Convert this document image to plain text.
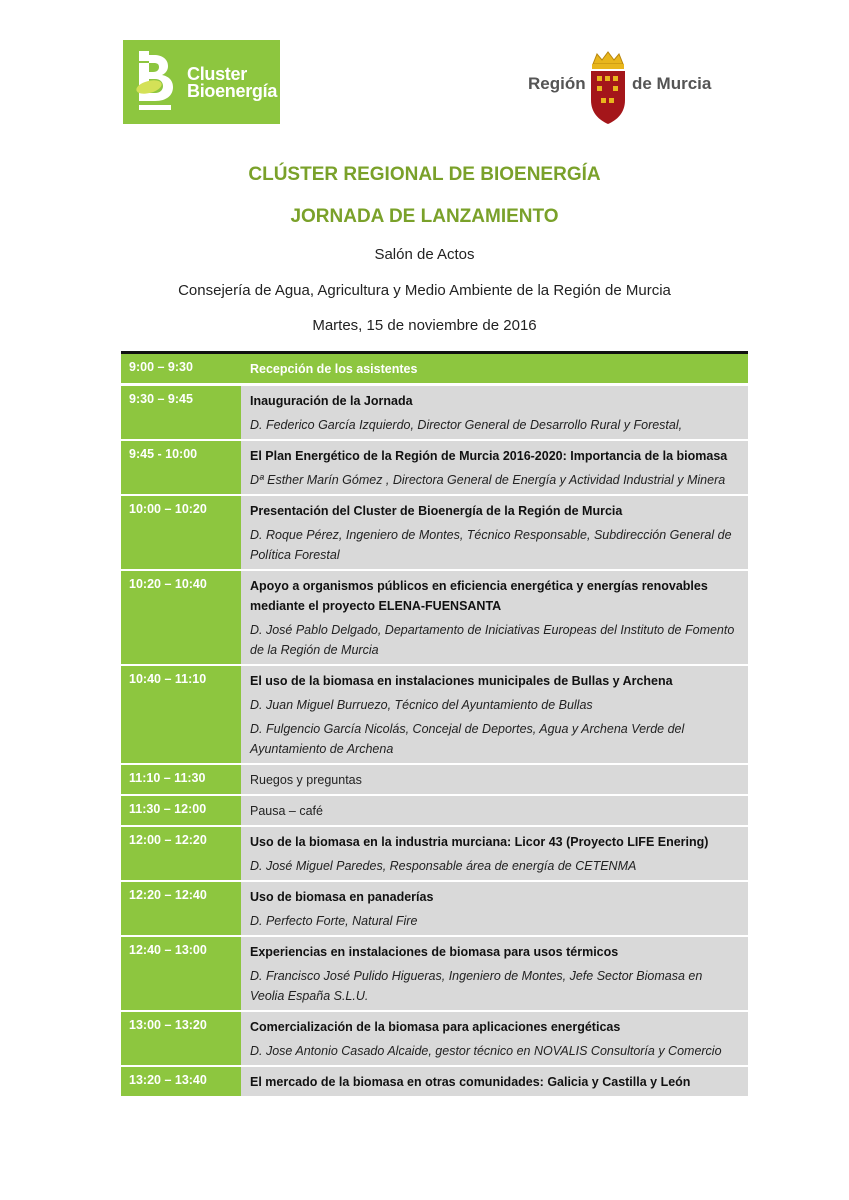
Cluster
Bioenergía	Región	de Murcia
CLÚSTER REGIONAL DE BIOENERGÍA
JORNADA DE LANZAMIENTO
Salón de Actos
Consejería de Agua, Agricultura y Medio Ambiente de la Región de Murcia
Martes, 15 de noviembre de 2016
9:00 – 9:30	Recepción de los asistentes
9:30 – 9:45	Inauguración de la Jornada
D. Federico García Izquierdo, Director General de Desarrollo Rural y Forestal,
9:45 - 10:00	El Plan Energético de la Región de Murcia 2016-2020: Importancia de la biomasa
Dª Esther Marín Gómez , Directora General de Energía y Actividad Industrial y Minera
10:00 – 10:20	Presentación del Cluster de Bioenergía de la Región de Murcia
D. Roque Pérez, Ingeniero de Montes, Técnico Responsable, Subdirección General de Política Forestal
10:20 – 10:40	Apoyo a organismos públicos en eficiencia energética y energías renovables mediante el proyecto ELENA-FUENSANTA
D. José Pablo Delgado, Departamento de Iniciativas Europeas del Instituto de Fomento de la Región de Murcia
10:40 – 11:10	El uso de la biomasa en instalaciones municipales de Bullas y Archena
D. Juan Miguel Burruezo, Técnico del Ayuntamiento de Bullas
D. Fulgencio García Nicolás, Concejal de Deportes, Agua y Archena Verde del Ayuntamiento de Archena
11:10 – 11:30	Ruegos y preguntas
11:30 – 12:00	Pausa – café
12:00 – 12:20	Uso de la biomasa en la industria murciana: Licor 43 (Proyecto LIFE Enering)
D. José Miguel Paredes, Responsable área de energía de CETENMA
12:20 – 12:40	Uso de biomasa en panaderías
D. Perfecto Forte, Natural Fire
12:40 – 13:00	Experiencias en instalaciones de biomasa para usos térmicos
D. Francisco José Pulido Higueras, Ingeniero de Montes, Jefe Sector Biomasa en Veolia España S.L.U.
13:00 – 13:20	Comercialización de la biomasa para aplicaciones energéticas
D. Jose Antonio Casado Alcaide, gestor técnico en NOVALIS Consultoría y Comercio
13:20 – 13:40	El mercado de la biomasa en otras comunidades: Galicia y Castilla y León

──────────

> **Aim of the exercise**
State the number of lines in this listing that contain the string "Forestal", and add nothing else.

> **Response below**
2